▽

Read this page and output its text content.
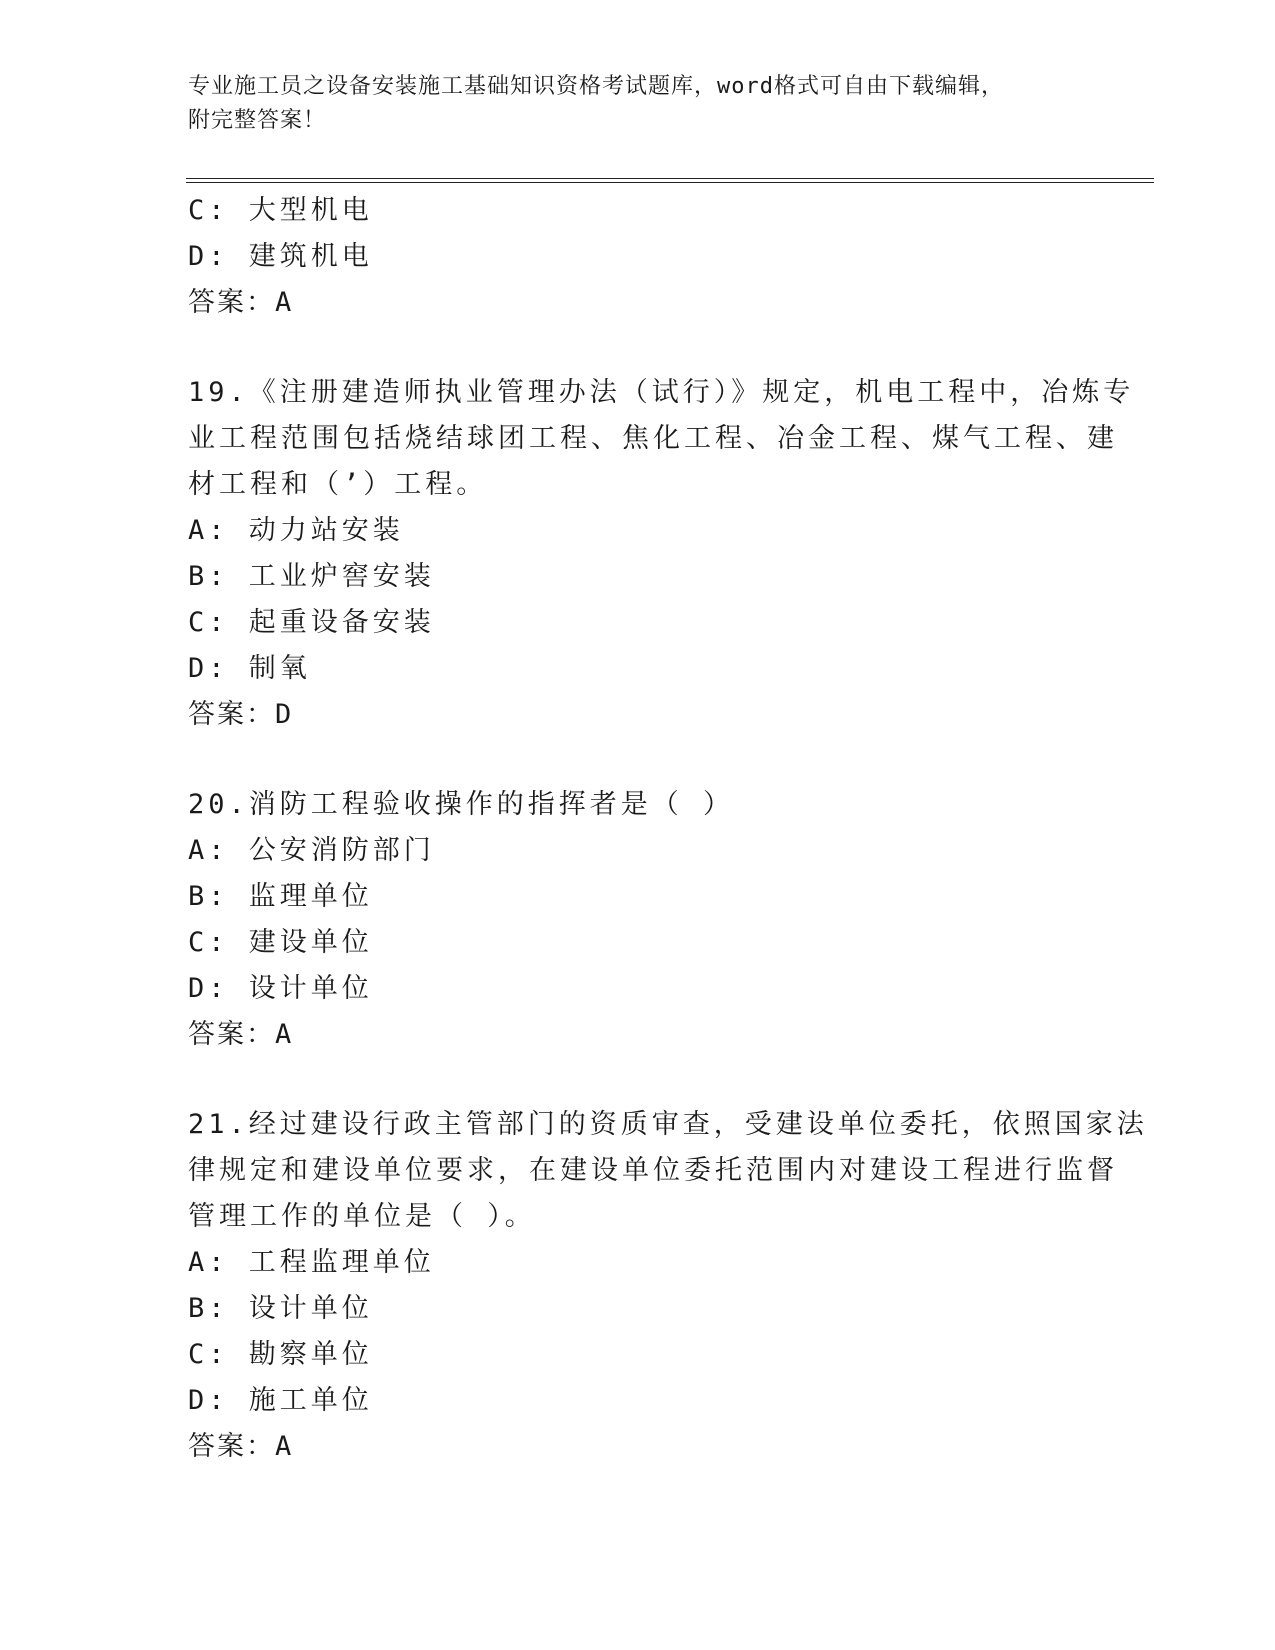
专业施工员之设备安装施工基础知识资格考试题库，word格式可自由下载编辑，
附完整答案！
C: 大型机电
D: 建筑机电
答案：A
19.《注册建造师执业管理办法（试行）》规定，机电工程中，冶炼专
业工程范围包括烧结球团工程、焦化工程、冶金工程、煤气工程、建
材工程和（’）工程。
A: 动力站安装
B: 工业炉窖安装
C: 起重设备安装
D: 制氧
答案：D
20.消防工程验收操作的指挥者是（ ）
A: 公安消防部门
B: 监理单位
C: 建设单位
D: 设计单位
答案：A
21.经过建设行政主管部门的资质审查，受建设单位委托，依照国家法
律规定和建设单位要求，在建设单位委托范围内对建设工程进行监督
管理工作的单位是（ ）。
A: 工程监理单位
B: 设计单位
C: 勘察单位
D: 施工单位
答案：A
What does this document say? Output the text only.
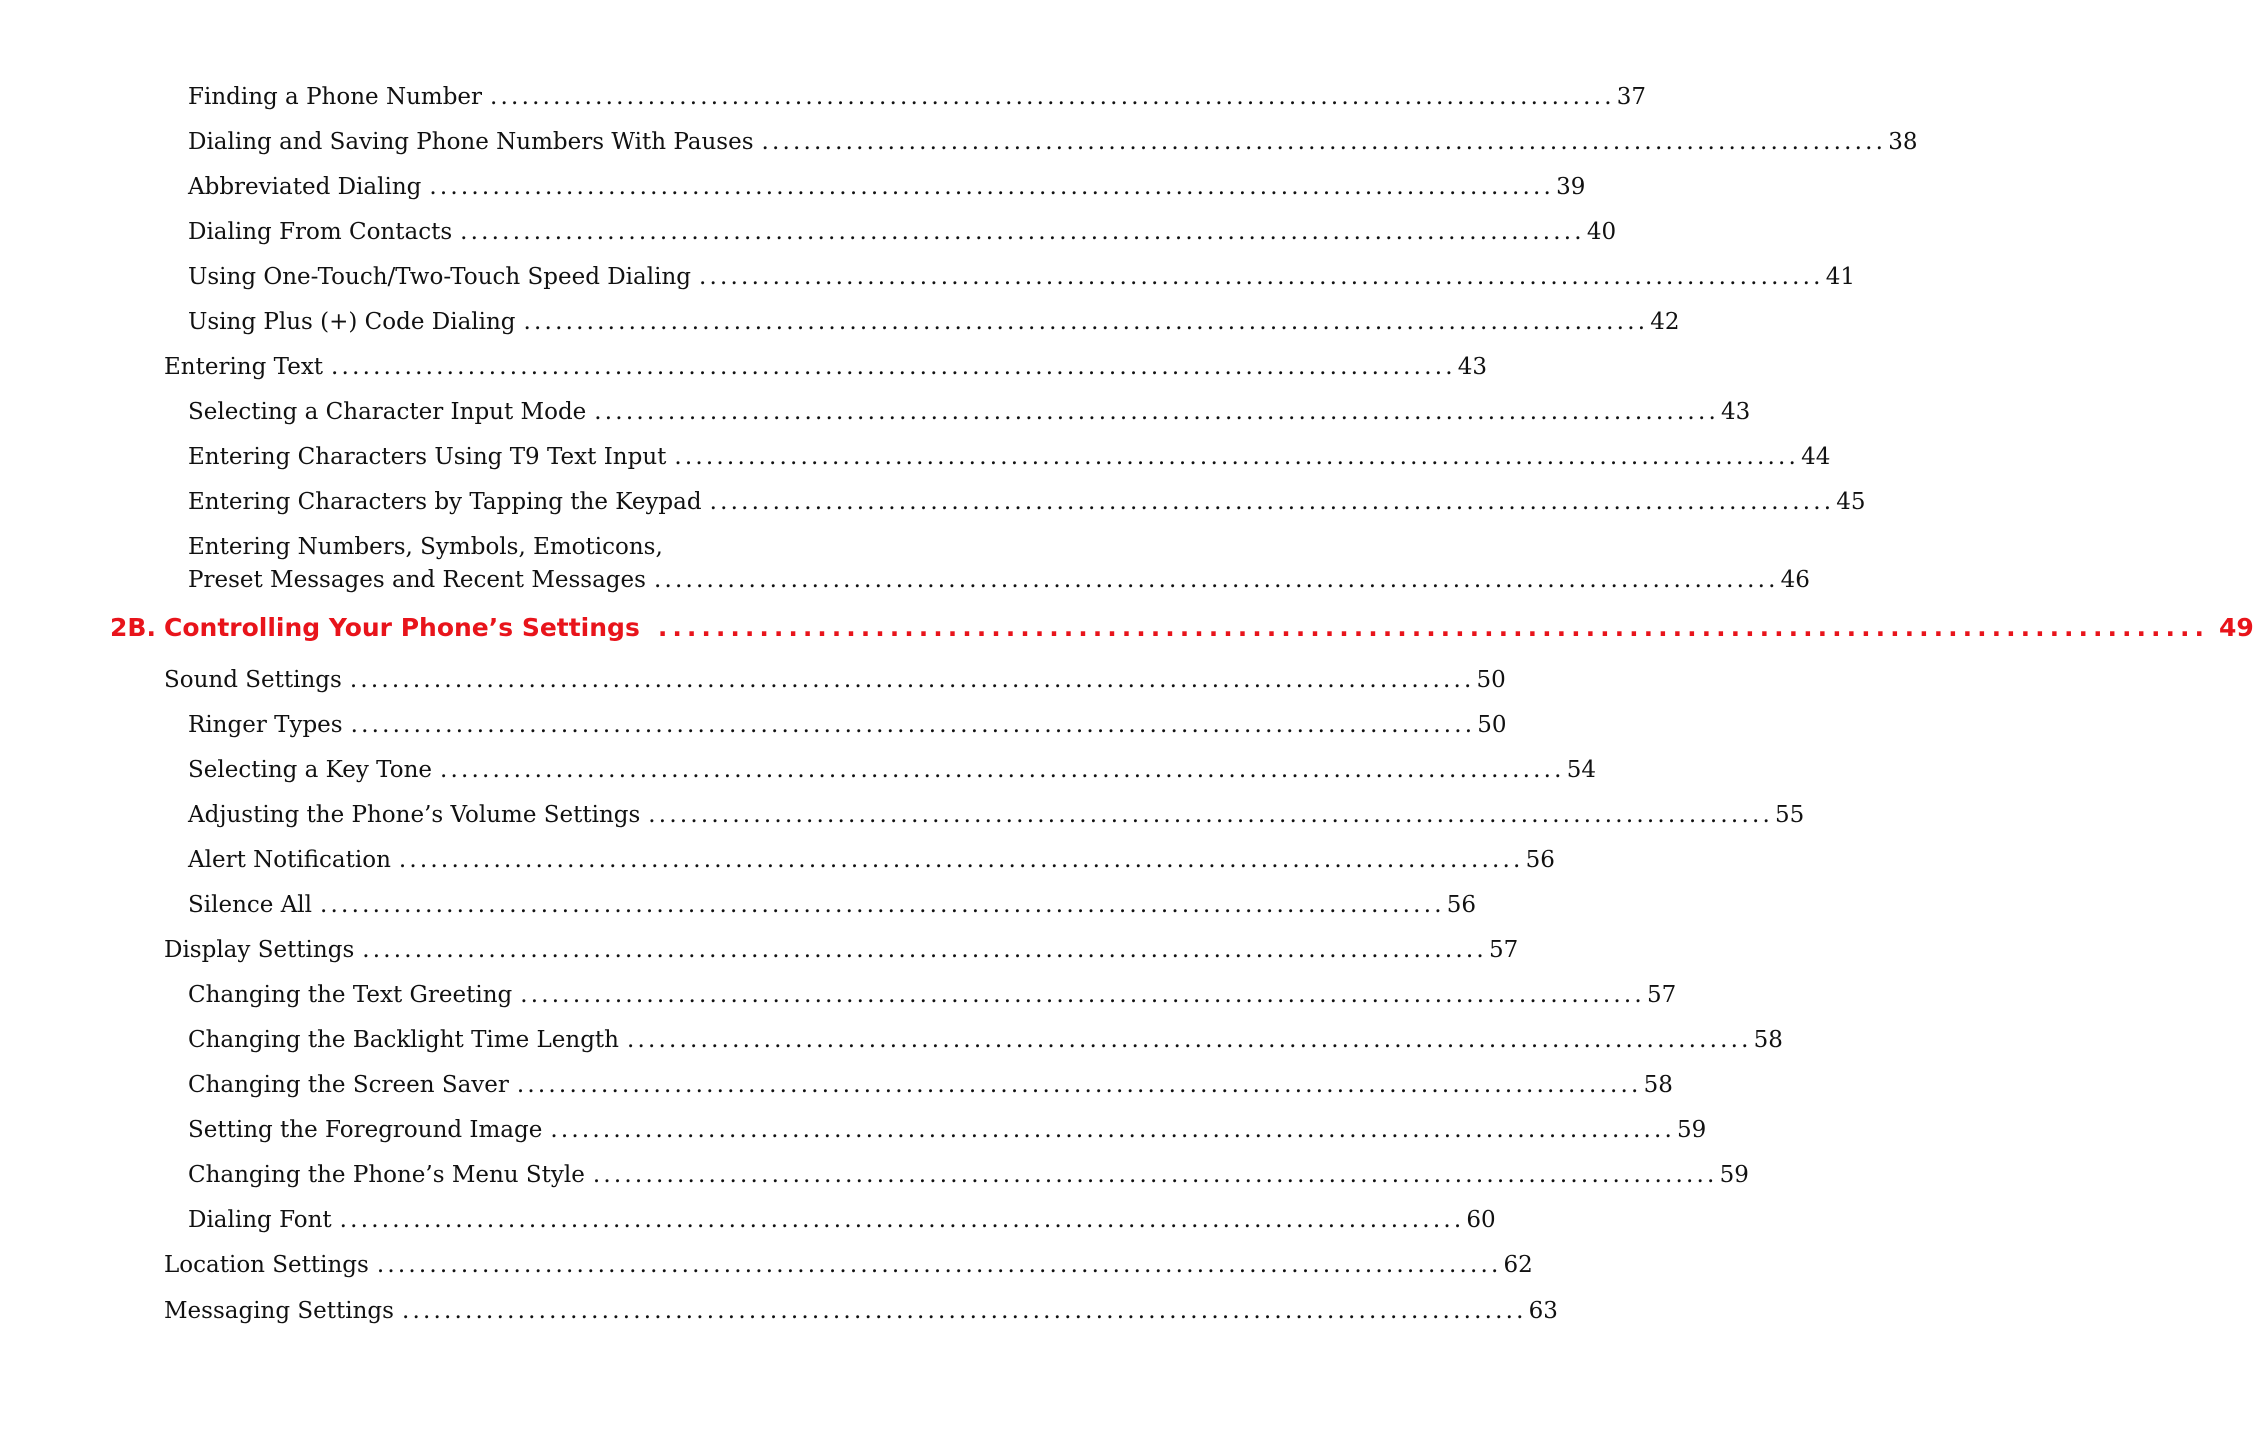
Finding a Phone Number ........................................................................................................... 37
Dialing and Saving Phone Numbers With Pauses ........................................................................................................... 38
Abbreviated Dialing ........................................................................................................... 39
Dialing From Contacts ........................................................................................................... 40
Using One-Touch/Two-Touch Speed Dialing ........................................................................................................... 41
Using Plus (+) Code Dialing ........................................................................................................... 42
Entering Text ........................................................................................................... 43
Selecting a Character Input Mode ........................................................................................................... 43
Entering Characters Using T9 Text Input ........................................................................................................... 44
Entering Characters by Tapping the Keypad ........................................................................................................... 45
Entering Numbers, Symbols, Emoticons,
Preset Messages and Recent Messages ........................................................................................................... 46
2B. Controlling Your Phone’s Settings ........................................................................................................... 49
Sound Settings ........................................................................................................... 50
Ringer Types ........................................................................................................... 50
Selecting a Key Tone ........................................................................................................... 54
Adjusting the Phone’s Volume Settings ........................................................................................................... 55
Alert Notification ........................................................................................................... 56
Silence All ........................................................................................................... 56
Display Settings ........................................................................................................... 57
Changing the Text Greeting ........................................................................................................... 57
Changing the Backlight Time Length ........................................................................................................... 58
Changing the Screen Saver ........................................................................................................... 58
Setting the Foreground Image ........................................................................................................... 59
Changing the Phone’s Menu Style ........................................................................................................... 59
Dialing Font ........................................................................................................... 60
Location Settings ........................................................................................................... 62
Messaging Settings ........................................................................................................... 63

△

Output each line exactly; omit every picture.

Read this page and output its text content.
专业施工员之设备安装施工基础知识资格考试题库，word格式可自由下载编辑，
附完整答案！
C: 大型机电
D: 建筑机电
答案：A
19.《注册建造师执业管理办法（试行）》规定，机电工程中，冶炼专
业工程范围包括烧结球团工程、焦化工程、冶金工程、煤气工程、建
材工程和（’）工程。
A: 动力站安装
B: 工业炉窖安装
C: 起重设备安装
D: 制氧
答案：D
20.消防工程验收操作的指挥者是（ ）
A: 公安消防部门
B: 监理单位
C: 建设单位
D: 设计单位
答案：A
21.经过建设行政主管部门的资质审查，受建设单位委托，依照国家法
律规定和建设单位要求，在建设单位委托范围内对建设工程进行监督
管理工作的单位是（ ）。
A: 工程监理单位
B: 设计单位
C: 勘察单位
D: 施工单位
答案：A
What does this document say? Output the text only.
Finding a Phone Number ........................................................................................................... 37
Dialing and Saving Phone Numbers With Pauses ........................................................................................................... 38
Abbreviated Dialing ........................................................................................................... 39
Dialing From Contacts ........................................................................................................... 40
Using One-Touch/Two-Touch Speed Dialing ........................................................................................................... 41
Using Plus (+) Code Dialing ........................................................................................................... 42
Entering Text ........................................................................................................... 43
Selecting a Character Input Mode ........................................................................................................... 43
Entering Characters Using T9 Text Input ........................................................................................................... 44
Entering Characters by Tapping the Keypad ........................................................................................................... 45
Entering Numbers, Symbols, Emoticons,
Preset Messages and Recent Messages ........................................................................................................... 46
2B. Controlling Your Phone’s Settings ........................................................................................................... 49
Sound Settings ........................................................................................................... 50
Ringer Types ........................................................................................................... 50
Selecting a Key Tone ........................................................................................................... 54
Adjusting the Phone’s Volume Settings ........................................................................................................... 55
Alert Notification ........................................................................................................... 56
Silence All ........................................................................................................... 56
Display Settings ........................................................................................................... 57
Changing the Text Greeting ........................................................................................................... 57
Changing the Backlight Time Length ........................................................................................................... 58
Changing the Screen Saver ........................................................................................................... 58
Setting the Foreground Image ........................................................................................................... 59
Changing the Phone’s Menu Style ........................................................................................................... 59
Dialing Font ........................................................................................................... 60
Location Settings ........................................................................................................... 62
Messaging Settings ........................................................................................................... 63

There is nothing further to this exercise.